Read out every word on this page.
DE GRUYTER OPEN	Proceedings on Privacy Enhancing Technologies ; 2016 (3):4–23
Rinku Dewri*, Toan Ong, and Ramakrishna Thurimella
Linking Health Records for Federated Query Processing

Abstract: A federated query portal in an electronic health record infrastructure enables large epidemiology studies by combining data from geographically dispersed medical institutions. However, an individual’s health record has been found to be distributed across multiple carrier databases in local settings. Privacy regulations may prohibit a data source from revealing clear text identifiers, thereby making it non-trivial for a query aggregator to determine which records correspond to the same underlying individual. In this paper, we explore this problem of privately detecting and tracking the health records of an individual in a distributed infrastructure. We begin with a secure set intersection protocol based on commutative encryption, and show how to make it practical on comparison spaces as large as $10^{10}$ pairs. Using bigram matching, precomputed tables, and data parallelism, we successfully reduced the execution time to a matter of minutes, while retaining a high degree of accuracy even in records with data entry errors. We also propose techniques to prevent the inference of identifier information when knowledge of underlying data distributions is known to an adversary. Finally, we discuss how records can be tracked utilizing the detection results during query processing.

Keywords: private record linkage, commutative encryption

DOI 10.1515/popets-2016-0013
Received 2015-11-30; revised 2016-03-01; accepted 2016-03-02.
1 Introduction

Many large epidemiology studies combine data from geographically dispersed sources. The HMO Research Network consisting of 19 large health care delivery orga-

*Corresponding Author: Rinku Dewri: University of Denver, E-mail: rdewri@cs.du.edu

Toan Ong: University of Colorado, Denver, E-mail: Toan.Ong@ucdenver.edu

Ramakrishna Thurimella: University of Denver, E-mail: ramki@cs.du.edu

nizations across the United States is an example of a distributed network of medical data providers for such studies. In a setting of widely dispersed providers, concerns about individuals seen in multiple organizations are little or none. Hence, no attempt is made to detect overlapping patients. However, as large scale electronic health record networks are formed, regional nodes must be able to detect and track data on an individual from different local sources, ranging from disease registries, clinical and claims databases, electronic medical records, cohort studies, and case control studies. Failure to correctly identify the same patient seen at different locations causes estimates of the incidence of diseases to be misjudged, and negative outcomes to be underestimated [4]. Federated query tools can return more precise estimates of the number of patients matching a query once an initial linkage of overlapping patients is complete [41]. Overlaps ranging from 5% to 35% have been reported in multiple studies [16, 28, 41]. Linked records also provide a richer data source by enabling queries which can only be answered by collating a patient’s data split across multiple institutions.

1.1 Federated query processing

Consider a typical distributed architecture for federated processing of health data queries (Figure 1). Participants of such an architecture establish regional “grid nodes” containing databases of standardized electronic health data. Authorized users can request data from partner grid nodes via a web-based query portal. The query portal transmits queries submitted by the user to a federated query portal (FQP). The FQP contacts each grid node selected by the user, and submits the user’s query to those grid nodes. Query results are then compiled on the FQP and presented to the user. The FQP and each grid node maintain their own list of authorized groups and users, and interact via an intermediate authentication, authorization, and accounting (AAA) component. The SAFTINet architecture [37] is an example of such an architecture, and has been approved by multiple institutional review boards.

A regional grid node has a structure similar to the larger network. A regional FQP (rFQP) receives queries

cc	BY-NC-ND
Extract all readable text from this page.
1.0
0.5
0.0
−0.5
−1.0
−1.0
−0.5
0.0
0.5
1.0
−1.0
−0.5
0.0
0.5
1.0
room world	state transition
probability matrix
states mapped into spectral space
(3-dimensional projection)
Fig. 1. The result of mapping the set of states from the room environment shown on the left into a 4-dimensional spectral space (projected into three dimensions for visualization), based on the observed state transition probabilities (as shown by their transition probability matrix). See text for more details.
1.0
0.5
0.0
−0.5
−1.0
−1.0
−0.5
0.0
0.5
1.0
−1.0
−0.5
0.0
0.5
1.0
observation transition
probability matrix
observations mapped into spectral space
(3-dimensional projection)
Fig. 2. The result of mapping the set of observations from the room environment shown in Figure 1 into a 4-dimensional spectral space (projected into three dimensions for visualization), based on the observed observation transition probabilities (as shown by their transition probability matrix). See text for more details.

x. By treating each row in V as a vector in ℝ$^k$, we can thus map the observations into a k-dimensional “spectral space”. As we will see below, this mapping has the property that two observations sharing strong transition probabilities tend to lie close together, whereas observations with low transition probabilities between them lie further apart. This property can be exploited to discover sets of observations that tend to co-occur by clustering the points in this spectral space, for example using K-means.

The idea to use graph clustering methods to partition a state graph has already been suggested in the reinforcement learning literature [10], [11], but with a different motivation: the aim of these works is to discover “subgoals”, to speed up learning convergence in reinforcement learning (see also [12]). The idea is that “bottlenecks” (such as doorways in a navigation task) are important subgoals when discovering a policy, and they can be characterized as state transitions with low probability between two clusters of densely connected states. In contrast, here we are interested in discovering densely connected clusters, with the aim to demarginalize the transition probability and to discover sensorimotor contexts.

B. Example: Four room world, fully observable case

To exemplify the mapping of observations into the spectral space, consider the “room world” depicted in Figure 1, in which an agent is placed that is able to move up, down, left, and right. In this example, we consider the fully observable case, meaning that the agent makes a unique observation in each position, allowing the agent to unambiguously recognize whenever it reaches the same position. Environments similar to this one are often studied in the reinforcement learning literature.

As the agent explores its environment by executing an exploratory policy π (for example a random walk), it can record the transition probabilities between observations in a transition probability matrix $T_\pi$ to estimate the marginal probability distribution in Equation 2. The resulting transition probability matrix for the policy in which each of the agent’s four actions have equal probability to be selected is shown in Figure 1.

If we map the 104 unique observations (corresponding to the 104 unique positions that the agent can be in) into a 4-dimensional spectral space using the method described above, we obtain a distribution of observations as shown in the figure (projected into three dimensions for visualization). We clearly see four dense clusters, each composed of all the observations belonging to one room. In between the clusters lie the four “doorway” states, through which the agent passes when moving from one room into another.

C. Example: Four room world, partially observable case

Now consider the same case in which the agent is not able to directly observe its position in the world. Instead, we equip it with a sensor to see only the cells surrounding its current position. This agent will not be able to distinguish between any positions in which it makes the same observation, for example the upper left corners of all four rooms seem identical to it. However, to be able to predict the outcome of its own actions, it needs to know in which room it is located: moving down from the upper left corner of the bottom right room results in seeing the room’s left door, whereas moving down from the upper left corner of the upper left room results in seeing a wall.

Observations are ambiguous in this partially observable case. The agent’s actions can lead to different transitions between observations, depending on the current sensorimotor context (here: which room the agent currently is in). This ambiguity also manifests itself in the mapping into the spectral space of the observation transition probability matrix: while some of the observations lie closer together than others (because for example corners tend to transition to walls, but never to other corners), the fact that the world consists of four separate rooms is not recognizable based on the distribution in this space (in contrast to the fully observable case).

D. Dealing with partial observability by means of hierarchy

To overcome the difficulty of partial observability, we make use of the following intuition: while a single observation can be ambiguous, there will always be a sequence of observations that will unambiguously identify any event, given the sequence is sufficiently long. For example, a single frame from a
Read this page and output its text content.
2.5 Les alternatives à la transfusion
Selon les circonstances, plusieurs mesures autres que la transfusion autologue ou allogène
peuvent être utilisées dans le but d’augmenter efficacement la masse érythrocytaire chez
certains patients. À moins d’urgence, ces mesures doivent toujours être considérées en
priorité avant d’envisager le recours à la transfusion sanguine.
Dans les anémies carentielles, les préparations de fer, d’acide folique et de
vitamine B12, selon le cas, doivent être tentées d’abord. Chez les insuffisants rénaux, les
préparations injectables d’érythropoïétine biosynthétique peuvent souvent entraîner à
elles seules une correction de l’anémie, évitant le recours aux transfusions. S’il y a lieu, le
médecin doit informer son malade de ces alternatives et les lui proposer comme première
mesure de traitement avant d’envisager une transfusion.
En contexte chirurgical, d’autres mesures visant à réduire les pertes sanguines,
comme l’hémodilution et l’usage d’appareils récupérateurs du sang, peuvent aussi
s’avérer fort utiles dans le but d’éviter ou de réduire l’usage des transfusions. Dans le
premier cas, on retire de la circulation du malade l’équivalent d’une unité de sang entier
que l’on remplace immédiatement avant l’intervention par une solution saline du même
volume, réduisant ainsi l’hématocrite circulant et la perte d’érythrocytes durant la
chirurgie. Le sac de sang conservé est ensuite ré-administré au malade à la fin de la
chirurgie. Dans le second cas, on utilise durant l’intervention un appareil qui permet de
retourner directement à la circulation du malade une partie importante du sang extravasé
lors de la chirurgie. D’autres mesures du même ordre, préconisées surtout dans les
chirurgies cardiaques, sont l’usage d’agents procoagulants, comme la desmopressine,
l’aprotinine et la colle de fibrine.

| Description of the task |
Above are the entries; copy every line among them that contains the word "Denver".

| Result of the task |
*Corresponding Author: Rinku Dewri: University of Denver, E-mail: rdewri@cs.du.edu
Toan Ong: University of Colorado, Denver, E-mail: Toan.Ong@ucdenver.edu
Ramakrishna Thurimella: University of Denver, E-mail: ramki@cs.du.edu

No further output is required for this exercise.